__Stored entries__.
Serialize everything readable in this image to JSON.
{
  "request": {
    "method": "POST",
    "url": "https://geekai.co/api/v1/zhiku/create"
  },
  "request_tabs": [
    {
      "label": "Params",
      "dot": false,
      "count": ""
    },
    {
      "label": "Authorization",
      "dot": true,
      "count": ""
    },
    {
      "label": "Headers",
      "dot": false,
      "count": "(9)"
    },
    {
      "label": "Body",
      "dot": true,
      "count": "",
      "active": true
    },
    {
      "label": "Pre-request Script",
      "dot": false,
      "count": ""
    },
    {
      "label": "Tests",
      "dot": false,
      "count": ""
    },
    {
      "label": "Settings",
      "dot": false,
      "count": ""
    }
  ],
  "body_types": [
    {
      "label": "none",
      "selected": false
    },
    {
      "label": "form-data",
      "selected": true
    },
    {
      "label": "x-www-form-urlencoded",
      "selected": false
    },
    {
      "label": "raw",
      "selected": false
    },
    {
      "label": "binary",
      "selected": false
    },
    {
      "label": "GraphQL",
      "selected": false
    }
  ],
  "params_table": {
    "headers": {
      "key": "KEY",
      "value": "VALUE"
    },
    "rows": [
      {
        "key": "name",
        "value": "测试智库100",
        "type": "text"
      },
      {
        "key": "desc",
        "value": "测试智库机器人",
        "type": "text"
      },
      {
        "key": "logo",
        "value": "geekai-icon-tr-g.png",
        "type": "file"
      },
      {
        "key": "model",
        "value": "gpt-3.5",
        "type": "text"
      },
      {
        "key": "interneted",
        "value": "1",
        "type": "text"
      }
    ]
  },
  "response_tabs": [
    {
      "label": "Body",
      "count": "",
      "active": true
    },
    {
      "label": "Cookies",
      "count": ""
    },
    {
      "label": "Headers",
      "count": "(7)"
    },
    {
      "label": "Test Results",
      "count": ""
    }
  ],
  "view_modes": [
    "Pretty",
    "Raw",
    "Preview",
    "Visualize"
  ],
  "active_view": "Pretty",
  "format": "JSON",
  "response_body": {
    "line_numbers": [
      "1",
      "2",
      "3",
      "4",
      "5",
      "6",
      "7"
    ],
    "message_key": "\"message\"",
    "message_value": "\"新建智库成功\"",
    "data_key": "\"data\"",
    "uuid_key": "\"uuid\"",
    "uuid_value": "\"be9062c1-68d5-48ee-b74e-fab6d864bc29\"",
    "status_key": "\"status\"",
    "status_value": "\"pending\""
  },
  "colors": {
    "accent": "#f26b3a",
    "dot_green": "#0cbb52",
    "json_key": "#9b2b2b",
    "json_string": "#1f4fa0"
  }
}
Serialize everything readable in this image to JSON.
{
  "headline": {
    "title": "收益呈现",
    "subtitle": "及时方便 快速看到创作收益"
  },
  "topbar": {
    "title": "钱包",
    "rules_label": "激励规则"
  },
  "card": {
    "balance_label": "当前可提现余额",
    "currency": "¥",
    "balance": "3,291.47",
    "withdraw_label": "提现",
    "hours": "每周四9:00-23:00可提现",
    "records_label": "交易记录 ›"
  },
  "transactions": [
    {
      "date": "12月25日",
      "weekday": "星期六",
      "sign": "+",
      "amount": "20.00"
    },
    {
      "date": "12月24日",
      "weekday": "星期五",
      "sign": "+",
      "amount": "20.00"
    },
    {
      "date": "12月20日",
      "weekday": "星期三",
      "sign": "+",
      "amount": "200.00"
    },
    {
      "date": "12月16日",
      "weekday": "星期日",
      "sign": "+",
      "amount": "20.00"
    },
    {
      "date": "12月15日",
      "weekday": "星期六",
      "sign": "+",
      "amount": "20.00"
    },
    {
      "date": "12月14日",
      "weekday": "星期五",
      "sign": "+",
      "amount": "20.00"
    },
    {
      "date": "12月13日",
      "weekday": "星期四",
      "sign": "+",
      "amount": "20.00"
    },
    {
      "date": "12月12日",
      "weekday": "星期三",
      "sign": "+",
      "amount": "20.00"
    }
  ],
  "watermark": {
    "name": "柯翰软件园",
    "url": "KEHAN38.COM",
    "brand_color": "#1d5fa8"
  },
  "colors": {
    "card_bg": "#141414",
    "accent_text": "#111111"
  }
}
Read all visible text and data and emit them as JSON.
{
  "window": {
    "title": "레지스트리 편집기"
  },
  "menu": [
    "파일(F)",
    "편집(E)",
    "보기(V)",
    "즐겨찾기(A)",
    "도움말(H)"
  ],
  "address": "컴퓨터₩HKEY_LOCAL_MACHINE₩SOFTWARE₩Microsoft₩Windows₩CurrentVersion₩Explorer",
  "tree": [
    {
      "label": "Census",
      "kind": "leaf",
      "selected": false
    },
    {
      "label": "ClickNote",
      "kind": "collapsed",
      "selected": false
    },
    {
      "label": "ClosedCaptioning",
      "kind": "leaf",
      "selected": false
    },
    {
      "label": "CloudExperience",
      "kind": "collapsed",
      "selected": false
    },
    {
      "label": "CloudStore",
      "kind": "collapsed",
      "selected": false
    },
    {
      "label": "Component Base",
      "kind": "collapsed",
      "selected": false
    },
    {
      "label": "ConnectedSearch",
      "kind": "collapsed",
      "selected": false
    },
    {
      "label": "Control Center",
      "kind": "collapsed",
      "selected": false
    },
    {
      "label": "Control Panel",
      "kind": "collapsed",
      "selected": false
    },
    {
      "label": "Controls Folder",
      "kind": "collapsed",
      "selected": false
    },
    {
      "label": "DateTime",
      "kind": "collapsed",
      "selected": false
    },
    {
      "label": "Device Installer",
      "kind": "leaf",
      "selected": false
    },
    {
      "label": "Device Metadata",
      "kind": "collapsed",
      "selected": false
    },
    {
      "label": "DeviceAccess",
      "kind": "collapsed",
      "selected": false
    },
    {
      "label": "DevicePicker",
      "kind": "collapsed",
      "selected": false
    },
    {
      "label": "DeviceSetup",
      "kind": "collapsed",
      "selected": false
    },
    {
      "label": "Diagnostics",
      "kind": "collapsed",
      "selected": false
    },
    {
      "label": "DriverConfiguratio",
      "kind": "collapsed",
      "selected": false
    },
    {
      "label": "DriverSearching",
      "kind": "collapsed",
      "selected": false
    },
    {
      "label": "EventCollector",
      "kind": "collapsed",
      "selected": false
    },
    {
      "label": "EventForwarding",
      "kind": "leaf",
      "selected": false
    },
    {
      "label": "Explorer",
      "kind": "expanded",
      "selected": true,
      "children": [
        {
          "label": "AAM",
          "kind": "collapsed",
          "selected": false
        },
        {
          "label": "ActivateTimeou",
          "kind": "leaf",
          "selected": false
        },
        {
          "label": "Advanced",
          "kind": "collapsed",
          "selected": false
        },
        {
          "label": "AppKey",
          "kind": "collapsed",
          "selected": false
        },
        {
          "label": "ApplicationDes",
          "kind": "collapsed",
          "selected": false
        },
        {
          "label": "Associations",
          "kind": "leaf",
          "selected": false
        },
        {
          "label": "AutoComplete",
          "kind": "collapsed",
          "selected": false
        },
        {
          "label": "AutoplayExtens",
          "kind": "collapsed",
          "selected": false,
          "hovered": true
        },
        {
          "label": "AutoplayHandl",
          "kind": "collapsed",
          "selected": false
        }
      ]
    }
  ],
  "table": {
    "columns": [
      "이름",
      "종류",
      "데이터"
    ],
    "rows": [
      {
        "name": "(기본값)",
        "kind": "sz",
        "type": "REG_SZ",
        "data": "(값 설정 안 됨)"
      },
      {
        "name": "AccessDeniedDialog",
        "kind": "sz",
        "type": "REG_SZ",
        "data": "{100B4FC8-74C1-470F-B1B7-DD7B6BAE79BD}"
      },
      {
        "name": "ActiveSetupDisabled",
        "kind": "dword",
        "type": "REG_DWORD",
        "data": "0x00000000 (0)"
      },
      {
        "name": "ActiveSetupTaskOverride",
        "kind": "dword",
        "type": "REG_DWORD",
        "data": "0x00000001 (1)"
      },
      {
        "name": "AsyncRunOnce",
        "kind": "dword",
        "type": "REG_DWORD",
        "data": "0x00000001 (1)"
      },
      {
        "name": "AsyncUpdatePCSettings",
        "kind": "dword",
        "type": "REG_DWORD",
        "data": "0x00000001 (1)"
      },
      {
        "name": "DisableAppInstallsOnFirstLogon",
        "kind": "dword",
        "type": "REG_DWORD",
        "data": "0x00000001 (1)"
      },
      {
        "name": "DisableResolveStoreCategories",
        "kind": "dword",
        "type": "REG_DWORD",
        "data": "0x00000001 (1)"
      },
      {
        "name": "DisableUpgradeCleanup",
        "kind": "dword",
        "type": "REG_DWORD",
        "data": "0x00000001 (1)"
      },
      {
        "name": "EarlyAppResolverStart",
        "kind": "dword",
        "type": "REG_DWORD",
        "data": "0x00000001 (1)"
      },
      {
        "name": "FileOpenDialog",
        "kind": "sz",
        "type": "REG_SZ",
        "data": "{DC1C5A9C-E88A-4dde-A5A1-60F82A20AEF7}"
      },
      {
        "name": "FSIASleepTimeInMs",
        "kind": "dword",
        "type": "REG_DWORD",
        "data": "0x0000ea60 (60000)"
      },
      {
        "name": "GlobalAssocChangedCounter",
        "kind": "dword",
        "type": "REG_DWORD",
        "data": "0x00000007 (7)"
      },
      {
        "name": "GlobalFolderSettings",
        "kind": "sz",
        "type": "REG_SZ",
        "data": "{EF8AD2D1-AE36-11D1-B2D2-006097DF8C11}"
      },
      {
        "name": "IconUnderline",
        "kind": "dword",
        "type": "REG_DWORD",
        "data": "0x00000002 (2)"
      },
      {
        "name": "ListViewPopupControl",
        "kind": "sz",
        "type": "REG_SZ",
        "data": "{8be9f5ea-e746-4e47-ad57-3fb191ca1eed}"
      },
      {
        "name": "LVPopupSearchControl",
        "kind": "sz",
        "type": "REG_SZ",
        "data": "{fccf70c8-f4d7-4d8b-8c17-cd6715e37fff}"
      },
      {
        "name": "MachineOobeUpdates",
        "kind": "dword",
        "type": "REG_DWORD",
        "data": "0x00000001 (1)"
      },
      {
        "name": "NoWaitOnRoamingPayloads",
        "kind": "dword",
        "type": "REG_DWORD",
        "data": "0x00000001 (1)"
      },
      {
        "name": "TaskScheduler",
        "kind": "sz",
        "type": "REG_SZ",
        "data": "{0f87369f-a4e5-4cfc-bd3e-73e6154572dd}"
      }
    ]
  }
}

__Problem details__. Extract each line from the listing that holds the word "Explorer".

__Expected output__.
  "address": "컴퓨터₩HKEY_LOCAL_MACHINE₩SOFTWARE₩Microsoft₩Windows₩CurrentVersion₩Explorer",
      "label": "Explorer",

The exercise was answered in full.